• **Instruction**
Go through the entries and count the lines with the string "skandinaviske" in them. Give only that number.

• **Part of a data file**
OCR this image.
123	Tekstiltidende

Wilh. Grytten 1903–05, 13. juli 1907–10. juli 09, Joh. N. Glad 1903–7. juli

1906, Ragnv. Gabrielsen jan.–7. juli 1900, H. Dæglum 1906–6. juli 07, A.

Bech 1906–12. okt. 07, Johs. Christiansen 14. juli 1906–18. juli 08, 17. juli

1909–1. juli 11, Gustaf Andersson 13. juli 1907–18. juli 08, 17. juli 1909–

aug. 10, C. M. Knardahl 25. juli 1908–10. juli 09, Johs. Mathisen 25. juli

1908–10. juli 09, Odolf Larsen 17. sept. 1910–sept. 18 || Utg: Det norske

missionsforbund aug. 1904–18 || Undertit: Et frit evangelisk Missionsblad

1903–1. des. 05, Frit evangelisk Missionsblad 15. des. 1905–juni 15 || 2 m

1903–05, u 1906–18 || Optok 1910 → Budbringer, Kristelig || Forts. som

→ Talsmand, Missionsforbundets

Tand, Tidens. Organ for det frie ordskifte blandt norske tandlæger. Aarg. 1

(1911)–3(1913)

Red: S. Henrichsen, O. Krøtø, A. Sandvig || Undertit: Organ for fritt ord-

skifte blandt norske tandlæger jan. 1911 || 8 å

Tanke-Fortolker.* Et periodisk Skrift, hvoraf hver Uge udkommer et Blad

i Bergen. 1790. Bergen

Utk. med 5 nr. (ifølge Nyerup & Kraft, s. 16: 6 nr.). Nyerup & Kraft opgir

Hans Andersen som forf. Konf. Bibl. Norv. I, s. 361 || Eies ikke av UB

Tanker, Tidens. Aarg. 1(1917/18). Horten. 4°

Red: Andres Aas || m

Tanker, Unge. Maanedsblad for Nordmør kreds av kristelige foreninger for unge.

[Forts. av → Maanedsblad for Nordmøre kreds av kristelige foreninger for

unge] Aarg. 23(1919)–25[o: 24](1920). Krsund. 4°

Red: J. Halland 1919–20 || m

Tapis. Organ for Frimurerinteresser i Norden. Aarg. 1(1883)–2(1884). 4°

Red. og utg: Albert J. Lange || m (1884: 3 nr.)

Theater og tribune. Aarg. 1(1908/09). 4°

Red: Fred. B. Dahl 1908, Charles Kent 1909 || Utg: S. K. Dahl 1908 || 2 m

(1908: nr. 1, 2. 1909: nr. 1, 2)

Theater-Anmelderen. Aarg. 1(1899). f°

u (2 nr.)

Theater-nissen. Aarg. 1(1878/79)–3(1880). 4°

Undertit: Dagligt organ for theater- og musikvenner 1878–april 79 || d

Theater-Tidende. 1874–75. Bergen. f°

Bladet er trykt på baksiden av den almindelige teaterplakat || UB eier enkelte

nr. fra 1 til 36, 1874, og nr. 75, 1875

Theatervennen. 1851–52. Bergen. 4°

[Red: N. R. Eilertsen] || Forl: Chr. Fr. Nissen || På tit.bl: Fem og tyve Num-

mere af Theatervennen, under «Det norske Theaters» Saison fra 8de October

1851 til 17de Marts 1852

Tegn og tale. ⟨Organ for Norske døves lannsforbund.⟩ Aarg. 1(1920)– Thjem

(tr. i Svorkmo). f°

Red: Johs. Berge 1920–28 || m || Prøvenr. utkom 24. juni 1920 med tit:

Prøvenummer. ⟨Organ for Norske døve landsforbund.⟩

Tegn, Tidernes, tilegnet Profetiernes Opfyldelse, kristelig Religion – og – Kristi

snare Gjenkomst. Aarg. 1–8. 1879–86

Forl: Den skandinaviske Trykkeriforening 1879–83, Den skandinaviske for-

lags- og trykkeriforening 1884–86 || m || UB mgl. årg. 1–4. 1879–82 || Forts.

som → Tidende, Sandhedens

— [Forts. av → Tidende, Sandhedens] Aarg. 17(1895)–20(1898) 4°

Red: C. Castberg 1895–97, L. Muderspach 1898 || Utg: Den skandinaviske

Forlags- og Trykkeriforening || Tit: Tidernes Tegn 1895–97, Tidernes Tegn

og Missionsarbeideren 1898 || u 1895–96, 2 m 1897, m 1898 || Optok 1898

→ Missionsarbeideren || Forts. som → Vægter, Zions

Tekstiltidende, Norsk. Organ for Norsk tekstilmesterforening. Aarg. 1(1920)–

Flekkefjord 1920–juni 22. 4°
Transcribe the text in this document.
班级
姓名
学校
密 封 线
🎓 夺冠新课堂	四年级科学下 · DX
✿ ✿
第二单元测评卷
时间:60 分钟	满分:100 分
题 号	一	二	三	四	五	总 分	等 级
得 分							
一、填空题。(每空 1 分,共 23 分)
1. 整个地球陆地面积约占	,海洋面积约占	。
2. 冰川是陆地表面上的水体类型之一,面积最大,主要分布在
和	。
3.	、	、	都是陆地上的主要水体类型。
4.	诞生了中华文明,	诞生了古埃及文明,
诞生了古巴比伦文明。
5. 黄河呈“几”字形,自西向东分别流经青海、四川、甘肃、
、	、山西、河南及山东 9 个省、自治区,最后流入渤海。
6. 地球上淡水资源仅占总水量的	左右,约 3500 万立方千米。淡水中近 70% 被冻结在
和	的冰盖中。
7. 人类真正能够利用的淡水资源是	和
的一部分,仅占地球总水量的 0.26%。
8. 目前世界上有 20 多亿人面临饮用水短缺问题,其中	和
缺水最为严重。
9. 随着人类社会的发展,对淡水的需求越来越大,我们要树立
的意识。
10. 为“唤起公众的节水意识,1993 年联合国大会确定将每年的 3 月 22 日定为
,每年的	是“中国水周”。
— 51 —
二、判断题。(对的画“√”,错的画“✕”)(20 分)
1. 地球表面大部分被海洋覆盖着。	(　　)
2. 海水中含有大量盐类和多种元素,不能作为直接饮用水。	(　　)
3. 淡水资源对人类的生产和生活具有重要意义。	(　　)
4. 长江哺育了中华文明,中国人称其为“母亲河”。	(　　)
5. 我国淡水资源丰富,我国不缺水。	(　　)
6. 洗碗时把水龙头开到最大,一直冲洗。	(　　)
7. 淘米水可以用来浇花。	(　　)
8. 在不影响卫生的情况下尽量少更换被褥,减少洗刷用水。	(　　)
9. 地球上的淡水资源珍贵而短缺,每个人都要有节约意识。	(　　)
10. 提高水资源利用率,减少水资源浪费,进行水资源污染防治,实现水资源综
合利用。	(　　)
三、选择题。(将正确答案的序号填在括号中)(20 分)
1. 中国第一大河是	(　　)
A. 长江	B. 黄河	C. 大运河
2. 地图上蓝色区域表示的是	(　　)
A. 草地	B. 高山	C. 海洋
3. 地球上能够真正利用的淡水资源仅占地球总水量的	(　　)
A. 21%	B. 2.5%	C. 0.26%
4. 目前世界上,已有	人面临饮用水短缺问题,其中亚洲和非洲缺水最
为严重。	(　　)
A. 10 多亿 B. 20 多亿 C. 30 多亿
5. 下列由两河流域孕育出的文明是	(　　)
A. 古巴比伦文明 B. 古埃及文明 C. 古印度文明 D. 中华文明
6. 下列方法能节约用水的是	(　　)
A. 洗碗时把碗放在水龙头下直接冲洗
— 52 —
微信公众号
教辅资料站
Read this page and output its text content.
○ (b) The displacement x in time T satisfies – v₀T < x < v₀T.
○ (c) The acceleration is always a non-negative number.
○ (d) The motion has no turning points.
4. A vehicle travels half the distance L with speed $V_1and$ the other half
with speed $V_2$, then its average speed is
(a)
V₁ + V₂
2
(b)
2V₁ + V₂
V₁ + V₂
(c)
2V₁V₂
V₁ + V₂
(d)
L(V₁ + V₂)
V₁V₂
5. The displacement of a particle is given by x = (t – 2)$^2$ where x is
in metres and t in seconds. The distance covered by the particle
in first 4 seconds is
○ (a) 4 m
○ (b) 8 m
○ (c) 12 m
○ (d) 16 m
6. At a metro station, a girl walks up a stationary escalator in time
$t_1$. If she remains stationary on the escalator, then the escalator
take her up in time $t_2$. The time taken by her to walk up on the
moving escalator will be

• **Full output**
2